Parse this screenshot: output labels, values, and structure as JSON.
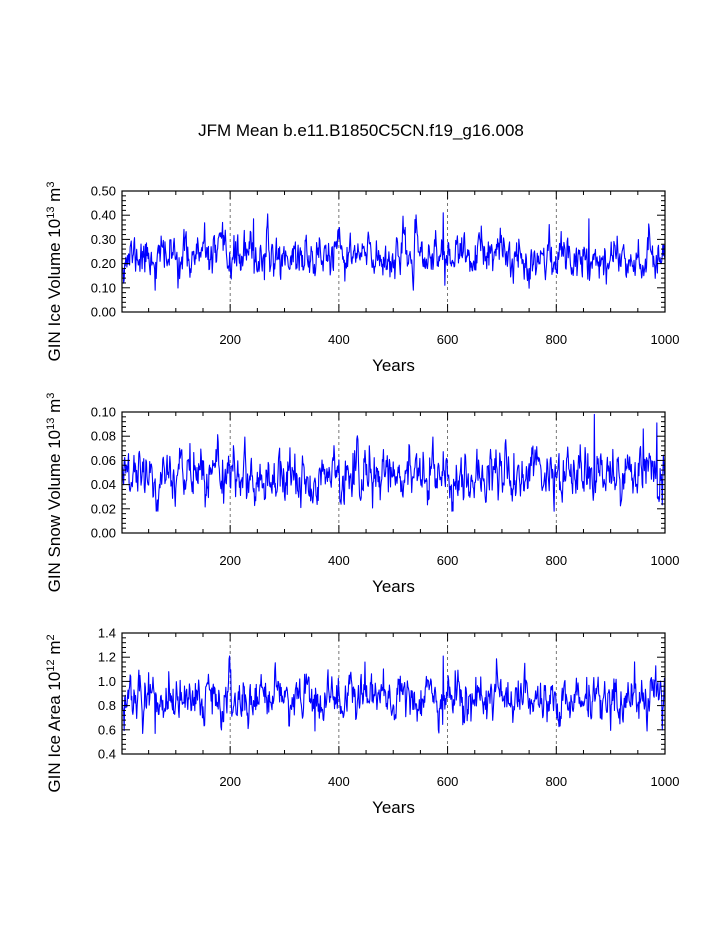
{
  "figure": {
    "title": "JFM Mean b.e11.B1850C5CN.f19_g16.008"
  },
  "chart_data": [
    {
      "type": "line",
      "title": "",
      "xlabel": "Years",
      "ylabel": "GIN Ice Volume 10",
      "ylabel_sup1": "13",
      "ylabel_mid": " m",
      "ylabel_sup2": "3",
      "xlim": [
        1,
        1000
      ],
      "ylim": [
        0.0,
        0.5
      ],
      "x_ticks": [
        200,
        400,
        600,
        800,
        1000
      ],
      "x_tick_labels": [
        "200",
        "400",
        "600",
        "800",
        "1000"
      ],
      "y_ticks": [
        0.0,
        0.1,
        0.2,
        0.3,
        0.4,
        0.5
      ],
      "y_tick_labels": [
        "0.00",
        "0.10",
        "0.20",
        "0.30",
        "0.40",
        "0.50"
      ],
      "grid_x": [
        200,
        400,
        600,
        800
      ],
      "series": [
        {
          "name": "GIN Ice Volume",
          "color": "#0000ff",
          "mean": 0.23,
          "std": 0.045,
          "min": 0.09,
          "max": 0.41,
          "seed": 11,
          "peaks": [
            [
              592,
              0.41
            ],
            [
              243,
              0.385
            ],
            [
              860,
              0.385
            ],
            [
              62,
              0.09
            ],
            [
              537,
              0.09
            ]
          ]
        }
      ]
    },
    {
      "type": "line",
      "title": "",
      "xlabel": "Years",
      "ylabel": "GIN Snow Volume 10",
      "ylabel_sup1": "13",
      "ylabel_mid": " m",
      "ylabel_sup2": "3",
      "xlim": [
        1,
        1000
      ],
      "ylim": [
        0.0,
        0.1
      ],
      "x_ticks": [
        200,
        400,
        600,
        800,
        1000
      ],
      "x_tick_labels": [
        "200",
        "400",
        "600",
        "800",
        "1000"
      ],
      "y_ticks": [
        0.0,
        0.02,
        0.04,
        0.06,
        0.08,
        0.1
      ],
      "y_tick_labels": [
        "0.00",
        "0.02",
        "0.04",
        "0.06",
        "0.08",
        "0.10"
      ],
      "grid_x": [
        200,
        400,
        600,
        800
      ],
      "series": [
        {
          "name": "GIN Snow Volume",
          "color": "#0000ff",
          "mean": 0.048,
          "std": 0.011,
          "min": 0.018,
          "max": 0.098,
          "seed": 29,
          "peaks": [
            [
              870,
              0.098
            ],
            [
              985,
              0.091
            ],
            [
              796,
              0.018
            ],
            [
              960,
              0.086
            ]
          ]
        }
      ]
    },
    {
      "type": "line",
      "title": "",
      "xlabel": "Years",
      "ylabel": "GIN Ice Area 10",
      "ylabel_sup1": "12",
      "ylabel_mid": " m",
      "ylabel_sup2": "2",
      "xlim": [
        1,
        1000
      ],
      "ylim": [
        0.4,
        1.4
      ],
      "x_ticks": [
        200,
        400,
        600,
        800,
        1000
      ],
      "x_tick_labels": [
        "200",
        "400",
        "600",
        "800",
        "1000"
      ],
      "y_ticks": [
        0.4,
        0.6,
        0.8,
        1.0,
        1.2,
        1.4
      ],
      "y_tick_labels": [
        "0.4",
        "0.6",
        "0.8",
        "1.0",
        "1.2",
        "1.4"
      ],
      "grid_x": [
        200,
        400,
        600,
        800
      ],
      "series": [
        {
          "name": "GIN Ice Area",
          "color": "#0000ff",
          "mean": 0.86,
          "std": 0.1,
          "min": 0.57,
          "max": 1.21,
          "seed": 47,
          "peaks": [
            [
              592,
              1.21
            ],
            [
              742,
              1.15
            ],
            [
              448,
              1.16
            ],
            [
              62,
              0.57
            ],
            [
              356,
              0.59
            ]
          ]
        }
      ]
    }
  ]
}
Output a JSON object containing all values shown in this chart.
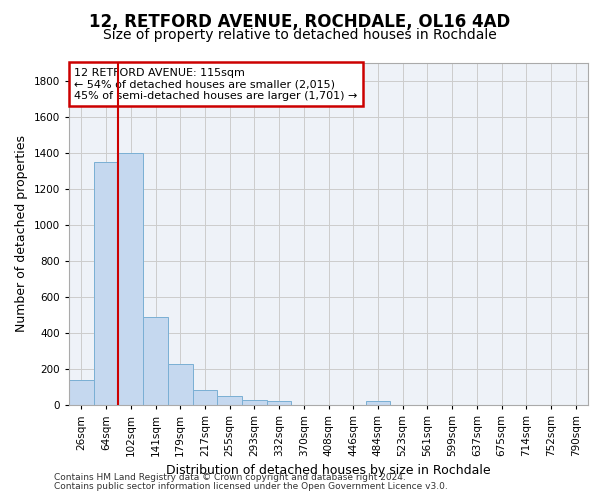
{
  "title_line1": "12, RETFORD AVENUE, ROCHDALE, OL16 4AD",
  "title_line2": "Size of property relative to detached houses in Rochdale",
  "xlabel": "Distribution of detached houses by size in Rochdale",
  "ylabel": "Number of detached properties",
  "bar_labels": [
    "26sqm",
    "64sqm",
    "102sqm",
    "141sqm",
    "179sqm",
    "217sqm",
    "255sqm",
    "293sqm",
    "332sqm",
    "370sqm",
    "408sqm",
    "446sqm",
    "484sqm",
    "523sqm",
    "561sqm",
    "599sqm",
    "637sqm",
    "675sqm",
    "714sqm",
    "752sqm",
    "790sqm"
  ],
  "bar_values": [
    140,
    1350,
    1400,
    490,
    230,
    85,
    50,
    28,
    20,
    0,
    0,
    0,
    20,
    0,
    0,
    0,
    0,
    0,
    0,
    0,
    0
  ],
  "bar_color": "#c5d8ef",
  "bar_edge_color": "#7aafd4",
  "vline_color": "#cc0000",
  "annotation_text": "12 RETFORD AVENUE: 115sqm\n← 54% of detached houses are smaller (2,015)\n45% of semi-detached houses are larger (1,701) →",
  "annotation_box_color": "#ffffff",
  "annotation_box_edge": "#cc0000",
  "ylim": [
    0,
    1900
  ],
  "yticks": [
    0,
    200,
    400,
    600,
    800,
    1000,
    1200,
    1400,
    1600,
    1800
  ],
  "grid_color": "#cccccc",
  "bg_color": "#eef2f8",
  "footer_line1": "Contains HM Land Registry data © Crown copyright and database right 2024.",
  "footer_line2": "Contains public sector information licensed under the Open Government Licence v3.0.",
  "title_fontsize": 12,
  "subtitle_fontsize": 10,
  "axis_label_fontsize": 9,
  "tick_fontsize": 7.5,
  "footer_fontsize": 6.5
}
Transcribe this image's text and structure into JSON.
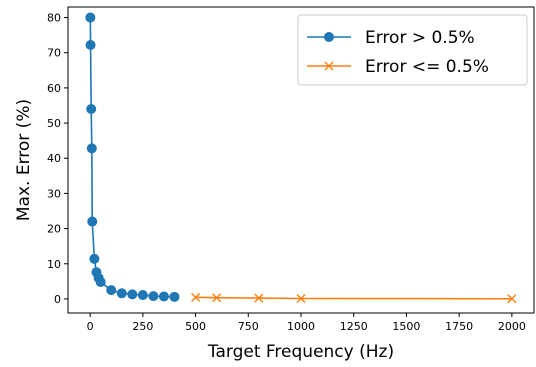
{
  "chart_data": {
    "type": "line",
    "xlabel": "Target Frequency (Hz)",
    "ylabel": "Max. Error (%)",
    "xlim": [
      -105,
      2105
    ],
    "ylim": [
      -4,
      83
    ],
    "xticks": [
      0,
      250,
      500,
      750,
      1000,
      1250,
      1500,
      1750,
      2000
    ],
    "yticks": [
      0,
      10,
      20,
      30,
      40,
      50,
      60,
      70,
      80
    ],
    "grid": false,
    "legend_position": "top-right",
    "series": [
      {
        "name": "Error > 0.5%",
        "color": "#1f77b4",
        "marker": "circle",
        "x": [
          1,
          2,
          5,
          8,
          10,
          20,
          30,
          40,
          50,
          100,
          150,
          200,
          250,
          300,
          350,
          400
        ],
        "y": [
          80,
          72.2,
          54,
          42.8,
          22,
          11.4,
          7.6,
          6.0,
          4.8,
          2.5,
          1.6,
          1.3,
          1.1,
          0.8,
          0.7,
          0.6
        ]
      },
      {
        "name": "Error <= 0.5%",
        "color": "#ff7f0e",
        "marker": "x",
        "x": [
          500,
          600,
          800,
          1000,
          2000
        ],
        "y": [
          0.45,
          0.35,
          0.25,
          0.12,
          0.05
        ]
      }
    ]
  }
}
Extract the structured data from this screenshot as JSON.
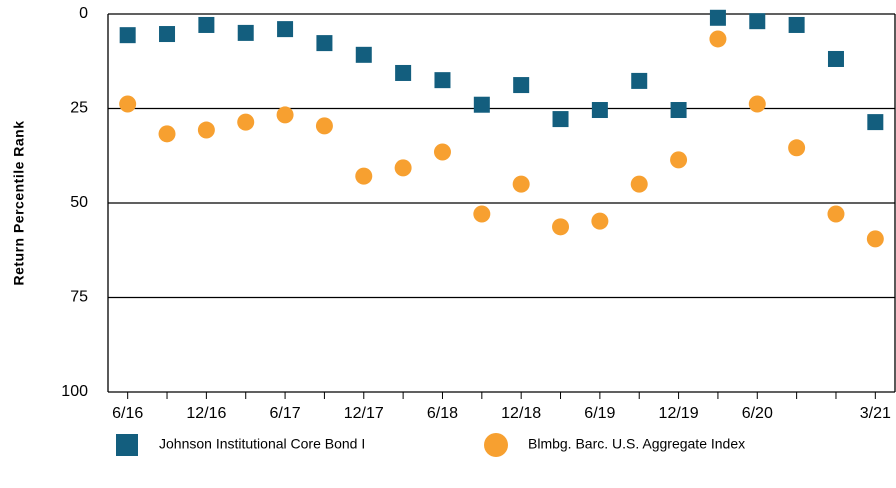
{
  "chart_data": {
    "type": "scatter",
    "y_label": "Return Percentile Rank",
    "categories": [
      "6/16",
      null,
      "12/16",
      null,
      "6/17",
      null,
      "12/17",
      null,
      "6/18",
      null,
      "12/18",
      null,
      "6/19",
      null,
      "12/19",
      null,
      "6/20",
      null,
      null,
      "3/21"
    ],
    "series": [
      {
        "name": "Johnson Institutional Core Bond I",
        "color": "#135e7e",
        "marker": "square",
        "values": [
          5.6,
          5.3,
          2.9,
          5,
          4,
          7.7,
          10.8,
          15.6,
          17.5,
          24,
          18.8,
          27.8,
          25.4,
          17.7,
          25.4,
          1,
          1.9,
          2.9,
          11.9,
          28.6
        ]
      },
      {
        "name": "Blmbg. Barc. U.S. Aggregate Index",
        "color": "#f7a030",
        "marker": "circle",
        "values": [
          23.8,
          31.7,
          30.7,
          28.6,
          26.7,
          29.6,
          42.9,
          40.7,
          36.5,
          52.9,
          45,
          56.3,
          54.8,
          45,
          38.6,
          6.6,
          23.8,
          35.4,
          52.9,
          59.5
        ]
      }
    ],
    "ylim": [
      0,
      100
    ],
    "yticks": [
      0,
      25,
      50,
      75,
      100
    ],
    "y_inverted": true,
    "grid": true,
    "legend": "bottom"
  }
}
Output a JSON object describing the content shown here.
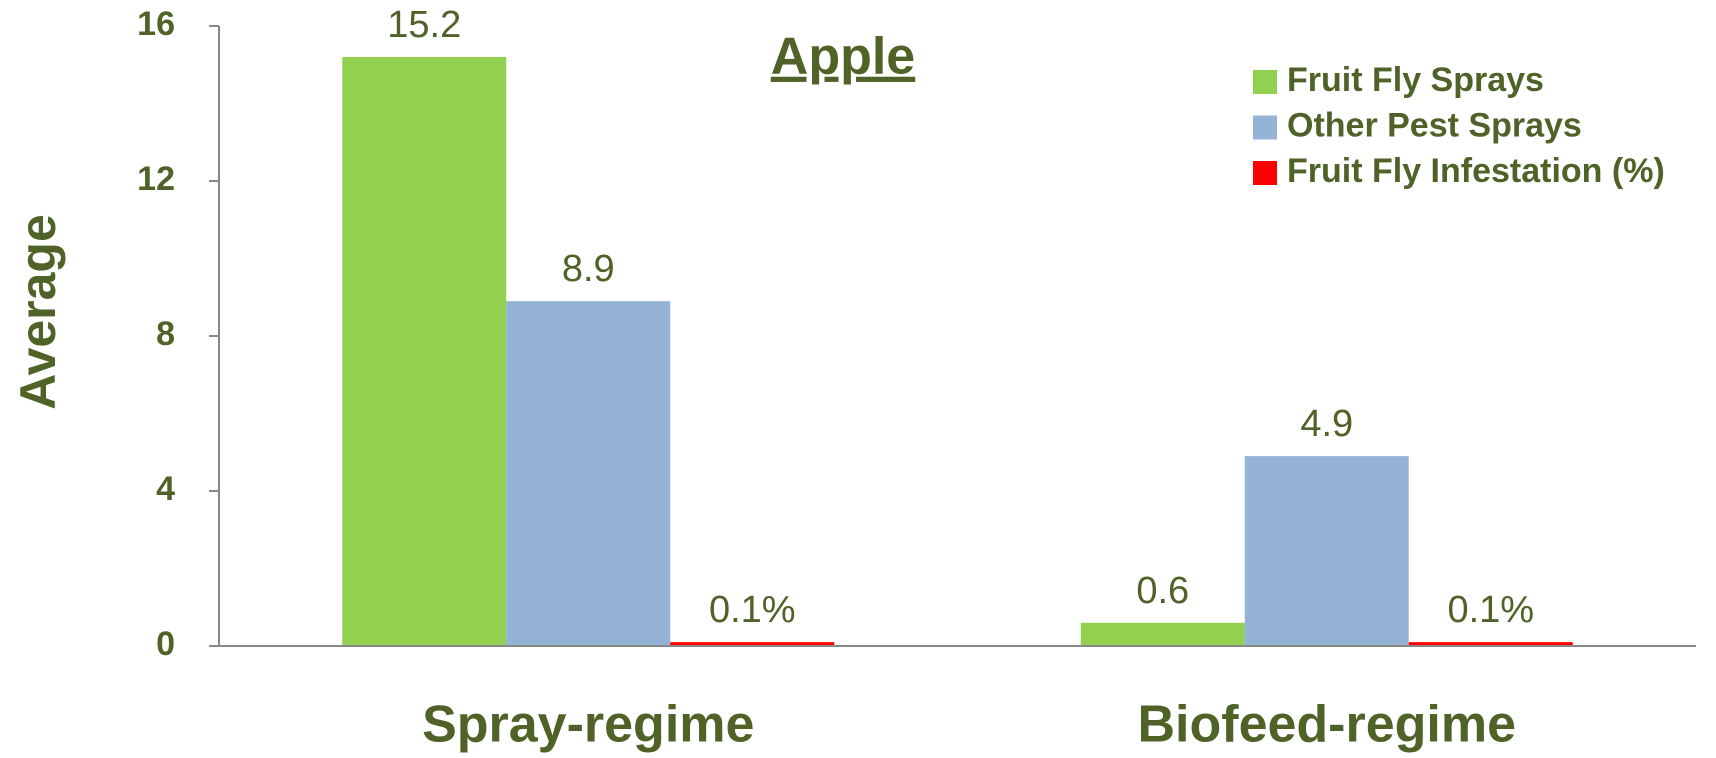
{
  "chart_data": {
    "type": "bar",
    "title": "Apple",
    "y_label": "Average",
    "categories": [
      "Spray-regime",
      "Biofeed-regime"
    ],
    "series": [
      {
        "name": "Fruit Fly Sprays",
        "color": "#92d050",
        "values": [
          15.2,
          0.6
        ]
      },
      {
        "name": "Other Pest Sprays",
        "color": "#95b3d7",
        "values": [
          8.9,
          4.9
        ]
      },
      {
        "name": "Fruit Fly Infestation (%)",
        "color": "#ff0000",
        "values": [
          0.1,
          0.1
        ],
        "value_labels": [
          "0.1%",
          "0.1%"
        ]
      }
    ],
    "ylim": [
      0,
      16
    ],
    "yticks": [
      0,
      4,
      8,
      12,
      16
    ],
    "grid": false,
    "legend": "upper right"
  }
}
----
Report every line in the data above in which the word "houses" appears.

  "title_line2": "Size of property relative to detached houses in Rochdale",
  "xlabel": "Distribution of detached houses by size in Rochdale",
  "annotation_text": "12 RETFORD AVENUE: 115sqm\n← 54% of detached houses are smaller (2,015)\n45% of semi-detached houses are larger (1,701) →",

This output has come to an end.